Data shown:
....
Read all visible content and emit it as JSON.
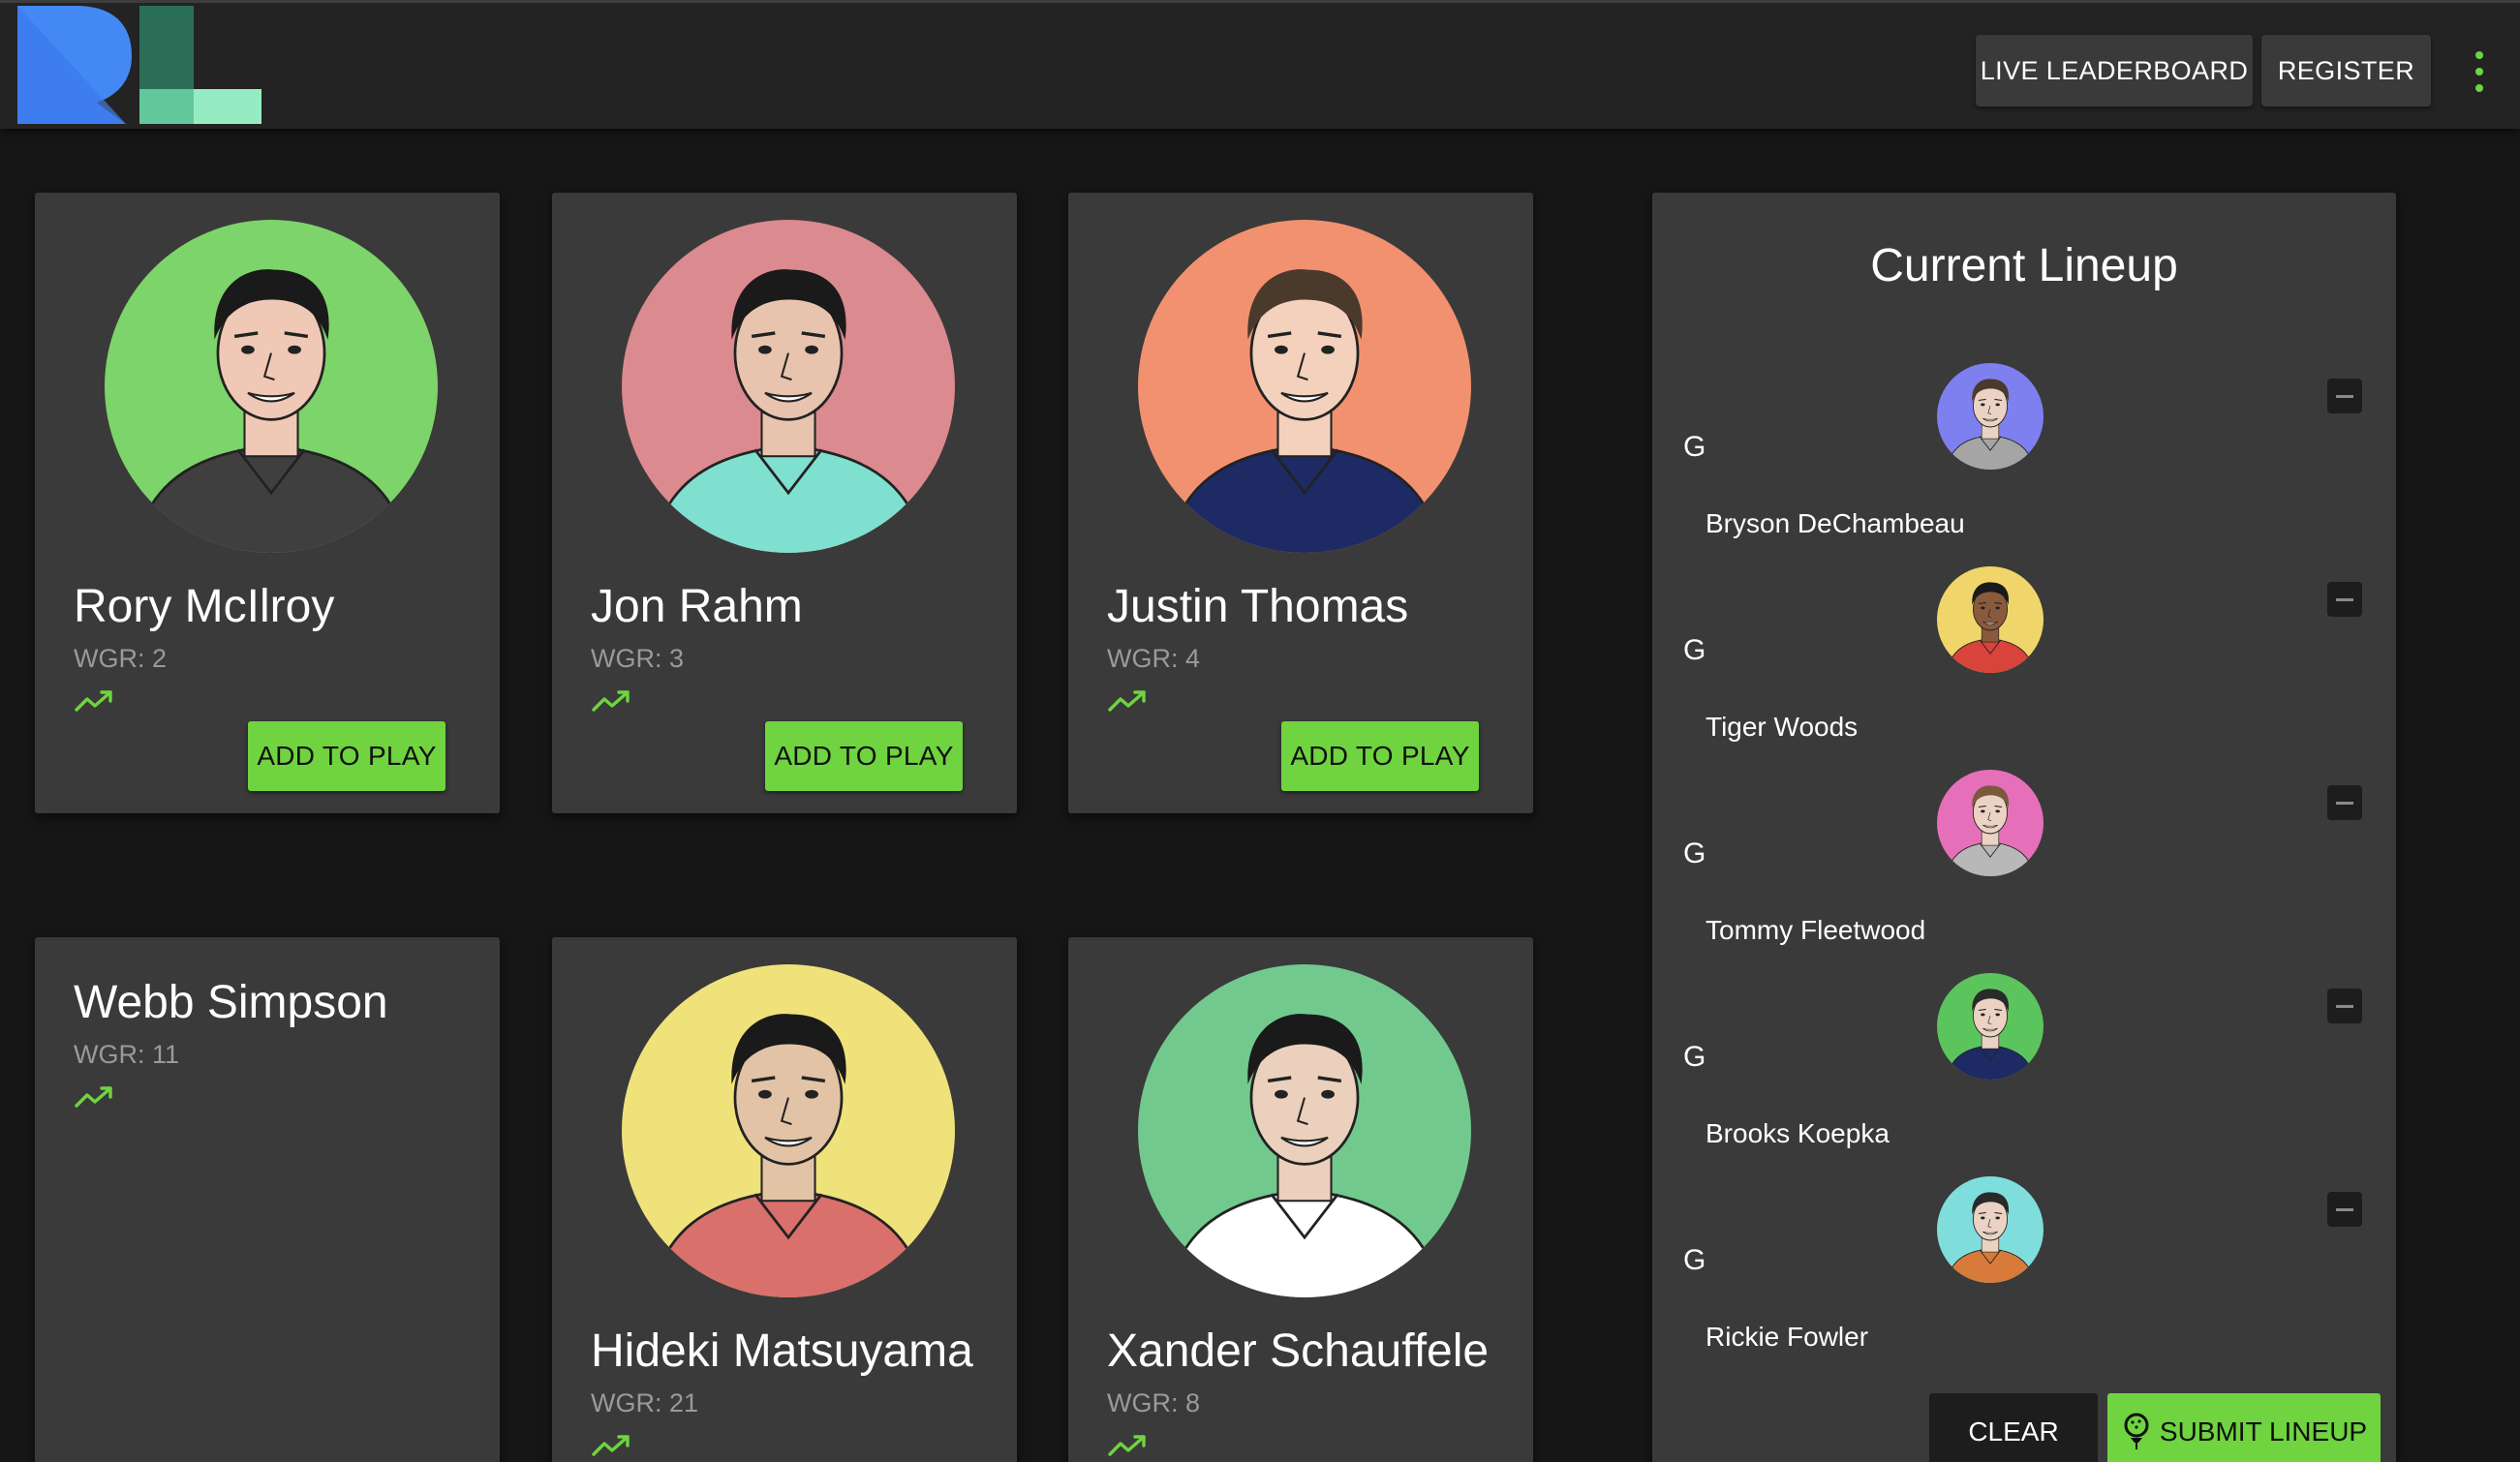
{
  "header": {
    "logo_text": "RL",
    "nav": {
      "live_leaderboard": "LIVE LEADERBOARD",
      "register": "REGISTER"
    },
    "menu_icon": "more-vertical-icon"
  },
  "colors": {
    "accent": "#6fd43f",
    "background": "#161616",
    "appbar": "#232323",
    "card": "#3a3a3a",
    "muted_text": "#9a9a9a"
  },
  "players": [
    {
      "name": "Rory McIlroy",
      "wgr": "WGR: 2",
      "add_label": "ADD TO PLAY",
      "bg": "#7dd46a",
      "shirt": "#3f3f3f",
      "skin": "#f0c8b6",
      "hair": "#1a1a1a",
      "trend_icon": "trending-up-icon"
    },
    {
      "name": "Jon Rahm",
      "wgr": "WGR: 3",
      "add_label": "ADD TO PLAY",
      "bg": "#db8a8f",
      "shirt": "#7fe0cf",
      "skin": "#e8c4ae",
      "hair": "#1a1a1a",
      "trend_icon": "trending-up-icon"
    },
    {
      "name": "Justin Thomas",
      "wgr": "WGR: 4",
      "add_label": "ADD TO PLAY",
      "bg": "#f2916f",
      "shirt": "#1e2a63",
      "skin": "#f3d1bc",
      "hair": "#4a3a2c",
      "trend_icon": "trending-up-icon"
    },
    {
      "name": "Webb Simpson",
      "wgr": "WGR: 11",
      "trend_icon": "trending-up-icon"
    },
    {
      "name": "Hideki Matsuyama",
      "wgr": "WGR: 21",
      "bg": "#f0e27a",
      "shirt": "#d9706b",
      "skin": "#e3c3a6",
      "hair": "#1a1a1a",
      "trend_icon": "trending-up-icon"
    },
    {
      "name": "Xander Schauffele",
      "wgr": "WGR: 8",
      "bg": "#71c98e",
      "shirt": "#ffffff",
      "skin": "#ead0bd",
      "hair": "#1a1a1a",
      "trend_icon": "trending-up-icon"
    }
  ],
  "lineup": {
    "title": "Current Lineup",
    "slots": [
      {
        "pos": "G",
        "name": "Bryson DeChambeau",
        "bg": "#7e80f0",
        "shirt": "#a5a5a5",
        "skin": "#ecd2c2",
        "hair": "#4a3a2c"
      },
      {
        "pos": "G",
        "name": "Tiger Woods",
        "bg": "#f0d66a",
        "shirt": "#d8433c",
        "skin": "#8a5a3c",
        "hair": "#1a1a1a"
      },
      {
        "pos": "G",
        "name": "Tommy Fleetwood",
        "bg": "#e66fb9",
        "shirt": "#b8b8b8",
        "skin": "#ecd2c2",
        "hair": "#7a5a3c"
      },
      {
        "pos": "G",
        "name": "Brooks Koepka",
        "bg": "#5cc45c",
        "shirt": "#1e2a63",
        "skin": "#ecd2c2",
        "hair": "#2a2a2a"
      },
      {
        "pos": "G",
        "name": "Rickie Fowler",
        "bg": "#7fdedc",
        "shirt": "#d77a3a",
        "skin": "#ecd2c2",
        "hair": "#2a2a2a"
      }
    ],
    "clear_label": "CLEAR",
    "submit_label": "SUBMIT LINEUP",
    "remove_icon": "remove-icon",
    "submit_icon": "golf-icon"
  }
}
....
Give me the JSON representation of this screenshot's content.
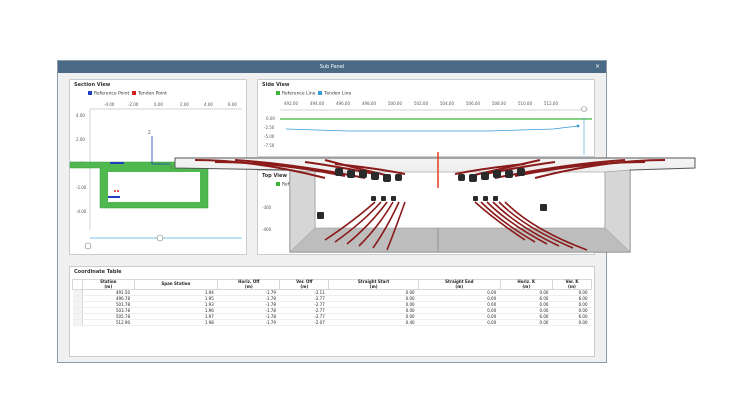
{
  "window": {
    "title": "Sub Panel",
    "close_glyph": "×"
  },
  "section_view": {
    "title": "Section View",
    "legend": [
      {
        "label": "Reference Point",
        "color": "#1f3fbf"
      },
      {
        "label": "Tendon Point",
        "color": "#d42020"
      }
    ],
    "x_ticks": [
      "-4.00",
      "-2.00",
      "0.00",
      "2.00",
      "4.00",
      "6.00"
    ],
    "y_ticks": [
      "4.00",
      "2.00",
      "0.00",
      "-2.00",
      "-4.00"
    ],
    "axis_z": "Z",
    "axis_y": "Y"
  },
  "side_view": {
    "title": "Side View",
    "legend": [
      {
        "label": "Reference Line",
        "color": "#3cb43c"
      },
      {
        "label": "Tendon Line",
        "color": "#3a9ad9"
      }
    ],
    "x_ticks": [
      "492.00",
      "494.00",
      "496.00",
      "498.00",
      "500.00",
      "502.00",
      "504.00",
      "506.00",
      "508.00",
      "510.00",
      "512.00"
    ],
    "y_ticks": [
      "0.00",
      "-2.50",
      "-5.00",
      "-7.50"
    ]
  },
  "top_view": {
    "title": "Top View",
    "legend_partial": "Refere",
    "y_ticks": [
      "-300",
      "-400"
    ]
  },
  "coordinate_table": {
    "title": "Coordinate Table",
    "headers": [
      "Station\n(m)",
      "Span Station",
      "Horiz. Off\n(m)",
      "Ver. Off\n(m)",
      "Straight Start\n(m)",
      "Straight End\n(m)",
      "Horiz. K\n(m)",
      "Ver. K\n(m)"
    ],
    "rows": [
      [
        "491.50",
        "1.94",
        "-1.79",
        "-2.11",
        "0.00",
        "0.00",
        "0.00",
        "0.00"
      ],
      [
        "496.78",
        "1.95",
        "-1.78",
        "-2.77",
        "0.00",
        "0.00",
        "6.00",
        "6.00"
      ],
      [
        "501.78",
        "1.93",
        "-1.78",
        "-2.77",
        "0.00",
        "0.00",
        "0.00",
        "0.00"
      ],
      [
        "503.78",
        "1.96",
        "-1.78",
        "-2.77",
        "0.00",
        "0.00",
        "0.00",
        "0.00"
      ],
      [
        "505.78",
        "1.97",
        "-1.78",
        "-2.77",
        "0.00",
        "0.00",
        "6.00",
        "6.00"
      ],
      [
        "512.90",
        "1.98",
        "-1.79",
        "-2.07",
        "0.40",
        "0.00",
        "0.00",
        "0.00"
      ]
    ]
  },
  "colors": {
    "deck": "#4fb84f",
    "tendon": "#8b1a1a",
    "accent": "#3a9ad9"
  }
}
....
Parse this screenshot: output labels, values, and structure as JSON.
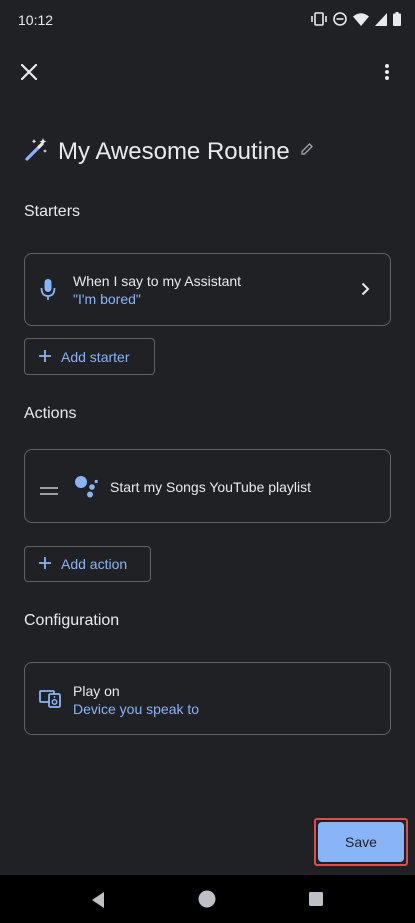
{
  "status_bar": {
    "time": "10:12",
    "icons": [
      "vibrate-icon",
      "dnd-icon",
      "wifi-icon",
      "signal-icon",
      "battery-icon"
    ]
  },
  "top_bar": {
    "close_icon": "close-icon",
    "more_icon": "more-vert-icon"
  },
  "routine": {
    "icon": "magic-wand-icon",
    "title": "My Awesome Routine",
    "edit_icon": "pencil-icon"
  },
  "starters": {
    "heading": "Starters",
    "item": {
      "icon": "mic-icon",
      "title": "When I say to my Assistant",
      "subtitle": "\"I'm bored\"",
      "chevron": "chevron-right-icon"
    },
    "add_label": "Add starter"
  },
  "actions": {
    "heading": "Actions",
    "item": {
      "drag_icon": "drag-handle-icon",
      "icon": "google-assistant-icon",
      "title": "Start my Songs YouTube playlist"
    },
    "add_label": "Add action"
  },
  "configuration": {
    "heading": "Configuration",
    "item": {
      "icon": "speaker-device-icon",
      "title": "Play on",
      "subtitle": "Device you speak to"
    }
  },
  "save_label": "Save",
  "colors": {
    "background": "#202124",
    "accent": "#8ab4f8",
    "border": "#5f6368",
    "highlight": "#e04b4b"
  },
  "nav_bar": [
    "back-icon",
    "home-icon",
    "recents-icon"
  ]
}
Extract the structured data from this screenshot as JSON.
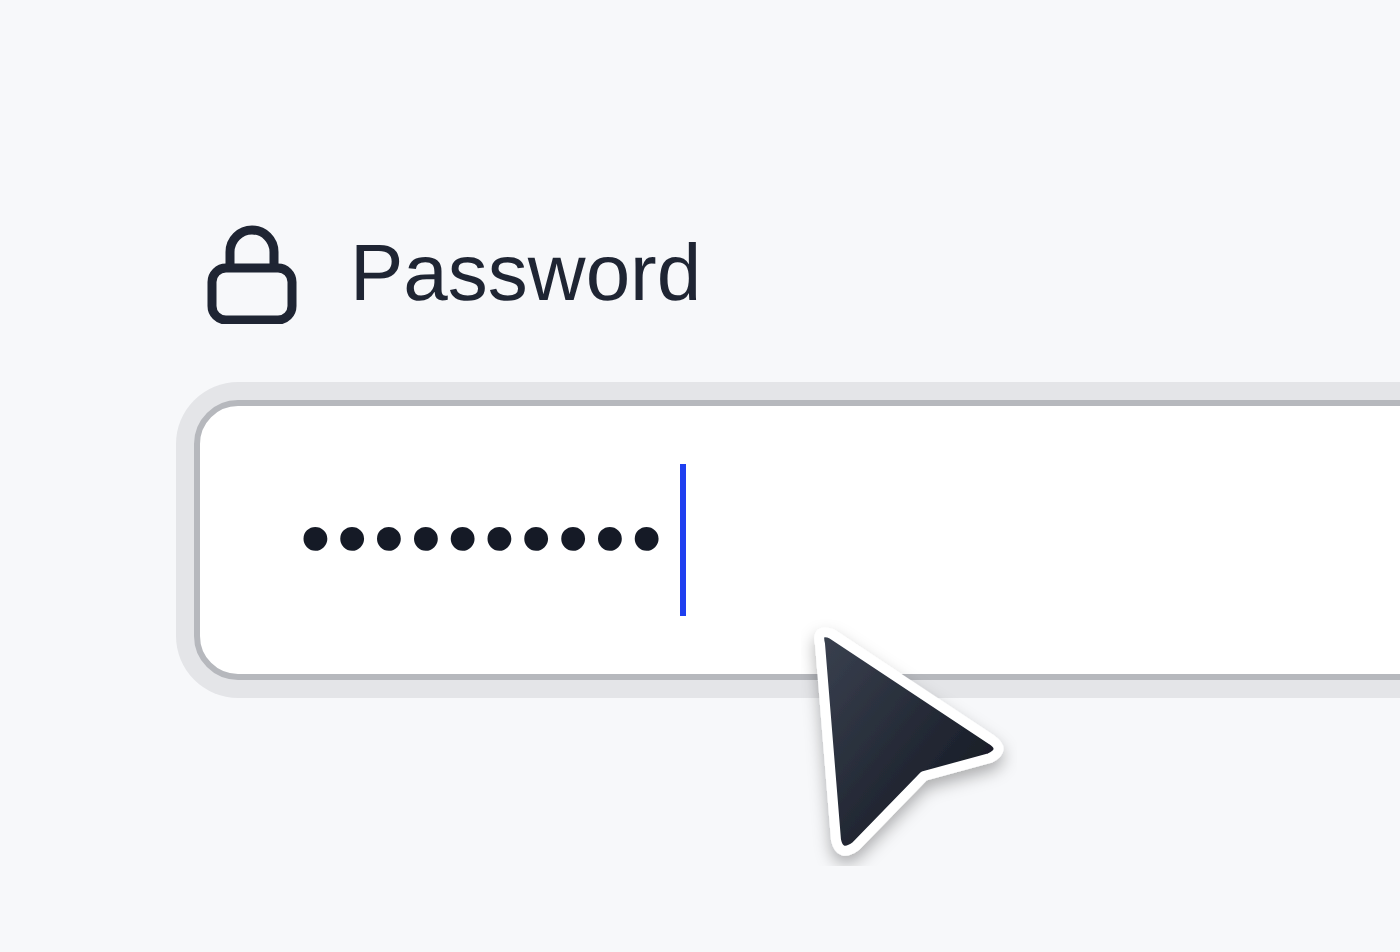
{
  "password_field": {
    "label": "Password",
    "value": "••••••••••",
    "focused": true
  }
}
....
Short task: Collect each line of the entries that has the word "shirt", copying it in full.

Full response:
      "shirt": "#3f3f3f",
      "shirt": "#7fe0cf",
      "shirt": "#1e2a63",
      "shirt": "#d9706b",
      "shirt": "#ffffff",
        "shirt": "#a5a5a5",
        "shirt": "#d8433c",
        "shirt": "#b8b8b8",
        "shirt": "#1e2a63",
        "shirt": "#d77a3a",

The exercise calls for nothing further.